- **Short problem**
Leaving out every picture, quote the data below exactly as it appears.

╭──

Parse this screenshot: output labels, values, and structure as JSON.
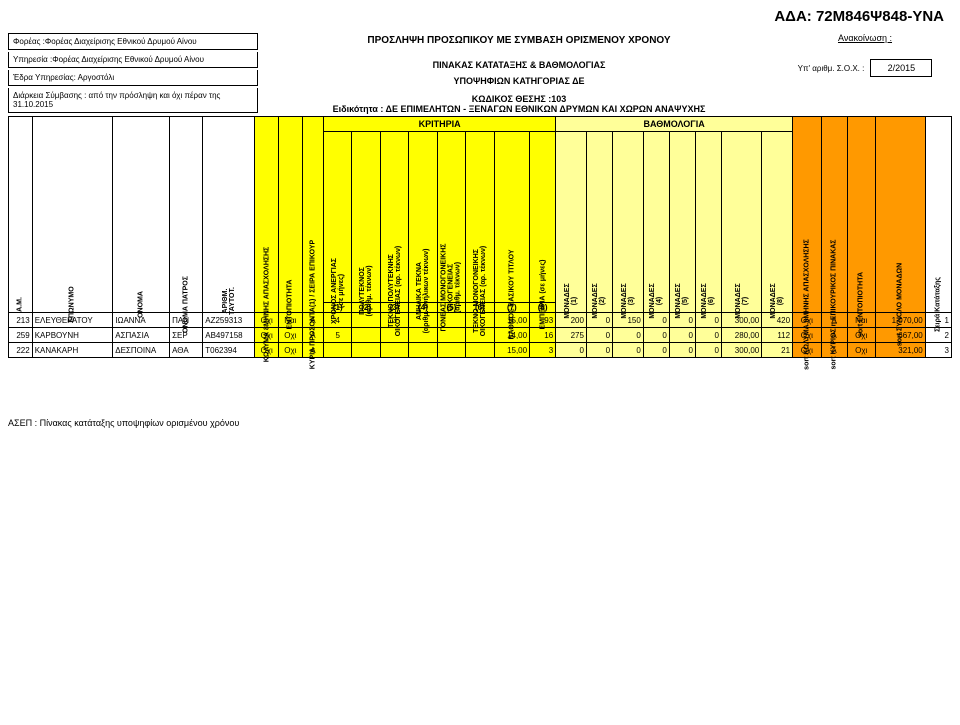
{
  "ada": "ΑΔΑ: 72Μ846Ψ848-ΥΝΑ",
  "top": {
    "foreas": "Φορέας :Φορέας Διαχείρισης Εθνικού Δρυμού Αίνου",
    "ypiresia": "Υπηρεσία :Φορέας Διαχείρισης Εθνικού Δρυμού Αίνου",
    "edra": "Έδρα Υπηρεσίας: Αργοστόλι",
    "diarkeia": "Διάρκεια Σύμβασης : από την πρόσληψη και όχι πέραν της 31.10.2015",
    "main_title": "ΠΡΟΣΛΗΨΗ ΠΡΟΣΩΠΙΚΟΥ ΜΕ ΣΥΜΒΑΣΗ ΟΡΙΣΜΕΝΟΥ ΧΡΟΝΟΥ",
    "sub1": "ΠΙΝΑΚΑΣ ΚΑΤΑΤΑΞΗΣ & ΒΑΘΜΟΛΟΓΙΑΣ",
    "sub2": "ΥΠΟΨΗΦΙΩΝ ΚΑΤΗΓΟΡΙΑΣ ΔΕ",
    "code": "ΚΩΔΙΚΟΣ ΘΕΣΗΣ :103",
    "spec": "Ειδικότητα :  ΔΕ ΕΠΙΜΕΛΗΤΩΝ - ΞΕΝΑΓΩΝ ΕΘΝΙΚΩΝ ΔΡΥΜΩΝ ΚΑΙ ΧΩΡΩΝ ΑΝΑΨΥΧΗΣ",
    "ann": "Ανακοίνωση :",
    "yp_lbl": "Υπ' αριθμ. Σ.Ο.Χ. :",
    "yp_val": "2/2015"
  },
  "bands": {
    "kritiria": "ΚΡΙΤΗΡΙΑ",
    "vath": "ΒΑΘΜΟΛΟΓΙΑ"
  },
  "headers": {
    "am": "Α.Μ.",
    "epon": "ΕΠΩΝΥΜΟ",
    "onoma": "ΟΝΟΜΑ",
    "patr": "ΟΝΟΜΑ ΠΑΤΡΟΣ",
    "adt": "ΑΡΙΘΜ.\nΤΑΥΤΟΤ.",
    "kol": "ΚΩΛΥΜΑ 8ΜΗΝΗΣ ΑΠΑΣΧΟΛΗΣΗΣ",
    "ent": "ΕΝΤΟΠΙΟΤΗΤΑ",
    "kyria": "ΚΥΡΙΑ ΠΡΟΣΟΝΤΑ(1) / ΣΕΙΡΑ ΕΠΙΚΟΥΡ",
    "k1": "ΧΡΟΝΟΣ ΑΝΕΡΓΙΑΣ\n(σε μήνες)",
    "k2": "ΠΟΛΥΤΕΚΝΟΣ\n(αριθμ. τέκνων)",
    "k3": "ΤΕΚΝΟ ΠΟΛΥΤΕΚΝΗΣ\nΟΙΚΟΓΕΝΕΙΑΣ (αρ. τέκνων)",
    "k4": "ΑΝΗΛΙΚΑ ΤΕΚΝΑ\n(αριθμ. ανήλικων τέκνων)",
    "k5": "ΓΟΝΕΑΣ ΜΟΝΟΓΟΝΕΙΚΗΣ\nΟΙΚΟΓΕΝΕΙΑΣ\n(αριθμ. τέκνων)",
    "k6": "ΤΕΚΝΟ ΜΟΝΟΓΟΝΕΙΚΗΣ\nΟΙΚΟΓΕΝΕΙΑΣ (αρ. τέκνων)",
    "k7": "ΒΑΘΜΟΣ ΒΑΣΙΚΟΥ ΤΙΤΛΟΥ",
    "k8": "ΕΜΠΕΙΡΙΑ (σε μήνες)",
    "m1": "ΜΟΝΑΔΕΣ\n(1)",
    "m2": "ΜΟΝΑΔΕΣ\n(2)",
    "m3": "ΜΟΝΑΔΕΣ\n(3)",
    "m4": "ΜΟΝΑΔΕΣ\n(4)",
    "m5": "ΜΟΝΑΔΕΣ\n(5)",
    "m6": "ΜΟΝΑΔΕΣ\n(6)",
    "m7": "ΜΟΝΑΔΕΣ\n(7)",
    "m8": "ΜΟΝΑΔΕΣ\n(8)",
    "s1": "sort ΚΩΛΥΜΑ 8ΜΗΝΗΣ ΑΠΑΣΧΟΛΗΣΗΣ",
    "s2": "sort ΚΥΡΙΟΣ η ΕΠΙΚΟΥΡΙΚΟΣ ΠΙΝΑΚΑΣ",
    "s3": "sort ΕΝΤΟΠΙΟΤΗΤΑ",
    "s4": "sort ΣΥΝΟΛΟ ΜΟΝΑΔΩΝ",
    "seira": "Σειρά Κατάταξης"
  },
  "nums": [
    "(1)",
    "(2)",
    "(3)",
    "(4)",
    "(5)",
    "(6)",
    "(7)",
    "(8)"
  ],
  "rows": [
    {
      "am": "213",
      "ep": "ΕΛΕΥΘΕΡΑΤΟΥ",
      "on": "ΙΩΑΝΝΑ",
      "pa": "ΠΑΝ",
      "adt": "ΑΖ259313",
      "kol": "Οχι",
      "ent": "Ναι",
      "ky": "Α",
      "k1": "4",
      "k2": "",
      "k3": "3",
      "k4": "",
      "k5": "",
      "k6": "",
      "k7": "15,00",
      "k8": "93",
      "m1": "200",
      "m2": "0",
      "m3": "150",
      "m4": "0",
      "m5": "0",
      "m6": "0",
      "m7": "300,00",
      "m8": "420",
      "s1": "Οχι",
      "s2": "Α",
      "s3": "Ναι",
      "s4": "1.070,00",
      "sr": "1"
    },
    {
      "am": "259",
      "ep": "ΚΑΡΒΟΥΝΗ",
      "on": "ΑΣΠΑΣΙΑ",
      "pa": "ΣΕΡ",
      "adt": "ΑΒ497158",
      "kol": "Οχι",
      "ent": "Οχι",
      "ky": "Α",
      "k1": "5",
      "k2": "",
      "k3": "",
      "k4": "",
      "k5": "",
      "k6": "",
      "k7": "14,00",
      "k8": "16",
      "m1": "275",
      "m2": "0",
      "m3": "0",
      "m4": "0",
      "m5": "0",
      "m6": "0",
      "m7": "280,00",
      "m8": "112",
      "s1": "Οχι",
      "s2": "Α",
      "s3": "Οχι",
      "s4": "667,00",
      "sr": "2"
    },
    {
      "am": "222",
      "ep": "ΚΑΝΑΚΑΡΗ",
      "on": "ΔΕΣΠΟΙΝΑ",
      "pa": "ΑΘΑ",
      "adt": "Τ062394",
      "kol": "Οχι",
      "ent": "Οχι",
      "ky": "Α",
      "k1": "",
      "k2": "",
      "k3": "",
      "k4": "",
      "k5": "",
      "k6": "",
      "k7": "15,00",
      "k8": "3",
      "m1": "0",
      "m2": "0",
      "m3": "0",
      "m4": "0",
      "m5": "0",
      "m6": "0",
      "m7": "300,00",
      "m8": "21",
      "s1": "Οχι",
      "s2": "Α",
      "s3": "Οχι",
      "s4": "321,00",
      "sr": "3"
    }
  ],
  "footer": "ΑΣΕΠ : Πίνακας κατάταξης  υποψηφίων ορισμένου χρόνου"
}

╰──

- **In response**
Parse this screenshot: output labels, values, and structure as JSON.
{
  "ada": "ΑΔΑ: 72Μ846Ψ848-ΥΝΑ",
  "top": {
    "foreas": "Φορέας :Φορέας Διαχείρισης Εθνικού Δρυμού Αίνου",
    "ypiresia": "Υπηρεσία :Φορέας Διαχείρισης Εθνικού Δρυμού Αίνου",
    "edra": "Έδρα Υπηρεσίας: Αργοστόλι",
    "diarkeia": "Διάρκεια Σύμβασης : από την πρόσληψη και όχι πέραν της 31.10.2015",
    "main_title": "ΠΡΟΣΛΗΨΗ ΠΡΟΣΩΠΙΚΟΥ ΜΕ ΣΥΜΒΑΣΗ ΟΡΙΣΜΕΝΟΥ ΧΡΟΝΟΥ",
    "sub1": "ΠΙΝΑΚΑΣ ΚΑΤΑΤΑΞΗΣ & ΒΑΘΜΟΛΟΓΙΑΣ",
    "sub2": "ΥΠΟΨΗΦΙΩΝ ΚΑΤΗΓΟΡΙΑΣ ΔΕ",
    "code": "ΚΩΔΙΚΟΣ ΘΕΣΗΣ :103",
    "spec": "Ειδικότητα :  ΔΕ ΕΠΙΜΕΛΗΤΩΝ - ΞΕΝΑΓΩΝ ΕΘΝΙΚΩΝ ΔΡΥΜΩΝ ΚΑΙ ΧΩΡΩΝ ΑΝΑΨΥΧΗΣ",
    "ann": "Ανακοίνωση :",
    "yp_lbl": "Υπ' αριθμ. Σ.Ο.Χ. :",
    "yp_val": "2/2015"
  },
  "bands": {
    "kritiria": "ΚΡΙΤΗΡΙΑ",
    "vath": "ΒΑΘΜΟΛΟΓΙΑ"
  },
  "headers": {
    "am": "Α.Μ.",
    "epon": "ΕΠΩΝΥΜΟ",
    "onoma": "ΟΝΟΜΑ",
    "patr": "ΟΝΟΜΑ ΠΑΤΡΟΣ",
    "adt": "ΑΡΙΘΜ.\nΤΑΥΤΟΤ.",
    "kol": "ΚΩΛΥΜΑ 8ΜΗΝΗΣ ΑΠΑΣΧΟΛΗΣΗΣ",
    "ent": "ΕΝΤΟΠΙΟΤΗΤΑ",
    "kyria": "ΚΥΡΙΑ ΠΡΟΣΟΝΤΑ(1) / ΣΕΙΡΑ ΕΠΙΚΟΥΡ",
    "k1": "ΧΡΟΝΟΣ ΑΝΕΡΓΙΑΣ\n(σε μήνες)",
    "k2": "ΠΟΛΥΤΕΚΝΟΣ\n(αριθμ. τέκνων)",
    "k3": "ΤΕΚΝΟ ΠΟΛΥΤΕΚΝΗΣ\nΟΙΚΟΓΕΝΕΙΑΣ (αρ. τέκνων)",
    "k4": "ΑΝΗΛΙΚΑ ΤΕΚΝΑ\n(αριθμ. ανήλικων τέκνων)",
    "k5": "ΓΟΝΕΑΣ ΜΟΝΟΓΟΝΕΙΚΗΣ\nΟΙΚΟΓΕΝΕΙΑΣ\n(αριθμ. τέκνων)",
    "k6": "ΤΕΚΝΟ ΜΟΝΟΓΟΝΕΙΚΗΣ\nΟΙΚΟΓΕΝΕΙΑΣ (αρ. τέκνων)",
    "k7": "ΒΑΘΜΟΣ ΒΑΣΙΚΟΥ ΤΙΤΛΟΥ",
    "k8": "ΕΜΠΕΙΡΙΑ (σε μήνες)",
    "m1": "ΜΟΝΑΔΕΣ\n(1)",
    "m2": "ΜΟΝΑΔΕΣ\n(2)",
    "m3": "ΜΟΝΑΔΕΣ\n(3)",
    "m4": "ΜΟΝΑΔΕΣ\n(4)",
    "m5": "ΜΟΝΑΔΕΣ\n(5)",
    "m6": "ΜΟΝΑΔΕΣ\n(6)",
    "m7": "ΜΟΝΑΔΕΣ\n(7)",
    "m8": "ΜΟΝΑΔΕΣ\n(8)",
    "s1": "sort ΚΩΛΥΜΑ 8ΜΗΝΗΣ ΑΠΑΣΧΟΛΗΣΗΣ",
    "s2": "sort ΚΥΡΙΟΣ η ΕΠΙΚΟΥΡΙΚΟΣ ΠΙΝΑΚΑΣ",
    "s3": "sort ΕΝΤΟΠΙΟΤΗΤΑ",
    "s4": "sort ΣΥΝΟΛΟ ΜΟΝΑΔΩΝ",
    "seira": "Σειρά Κατάταξης"
  },
  "nums": [
    "(1)",
    "(2)",
    "(3)",
    "(4)",
    "(5)",
    "(6)",
    "(7)",
    "(8)"
  ],
  "rows": [
    {
      "am": "213",
      "ep": "ΕΛΕΥΘΕΡΑΤΟΥ",
      "on": "ΙΩΑΝΝΑ",
      "pa": "ΠΑΝ",
      "adt": "ΑΖ259313",
      "kol": "Οχι",
      "ent": "Ναι",
      "ky": "Α",
      "k1": "4",
      "k2": "",
      "k3": "3",
      "k4": "",
      "k5": "",
      "k6": "",
      "k7": "15,00",
      "k8": "93",
      "m1": "200",
      "m2": "0",
      "m3": "150",
      "m4": "0",
      "m5": "0",
      "m6": "0",
      "m7": "300,00",
      "m8": "420",
      "s1": "Οχι",
      "s2": "Α",
      "s3": "Ναι",
      "s4": "1.070,00",
      "sr": "1"
    },
    {
      "am": "259",
      "ep": "ΚΑΡΒΟΥΝΗ",
      "on": "ΑΣΠΑΣΙΑ",
      "pa": "ΣΕΡ",
      "adt": "ΑΒ497158",
      "kol": "Οχι",
      "ent": "Οχι",
      "ky": "Α",
      "k1": "5",
      "k2": "",
      "k3": "",
      "k4": "",
      "k5": "",
      "k6": "",
      "k7": "14,00",
      "k8": "16",
      "m1": "275",
      "m2": "0",
      "m3": "0",
      "m4": "0",
      "m5": "0",
      "m6": "0",
      "m7": "280,00",
      "m8": "112",
      "s1": "Οχι",
      "s2": "Α",
      "s3": "Οχι",
      "s4": "667,00",
      "sr": "2"
    },
    {
      "am": "222",
      "ep": "ΚΑΝΑΚΑΡΗ",
      "on": "ΔΕΣΠΟΙΝΑ",
      "pa": "ΑΘΑ",
      "adt": "Τ062394",
      "kol": "Οχι",
      "ent": "Οχι",
      "ky": "Α",
      "k1": "",
      "k2": "",
      "k3": "",
      "k4": "",
      "k5": "",
      "k6": "",
      "k7": "15,00",
      "k8": "3",
      "m1": "0",
      "m2": "0",
      "m3": "0",
      "m4": "0",
      "m5": "0",
      "m6": "0",
      "m7": "300,00",
      "m8": "21",
      "s1": "Οχι",
      "s2": "Α",
      "s3": "Οχι",
      "s4": "321,00",
      "sr": "3"
    }
  ],
  "footer": "ΑΣΕΠ : Πίνακας κατάταξης  υποψηφίων ορισμένου χρόνου"
}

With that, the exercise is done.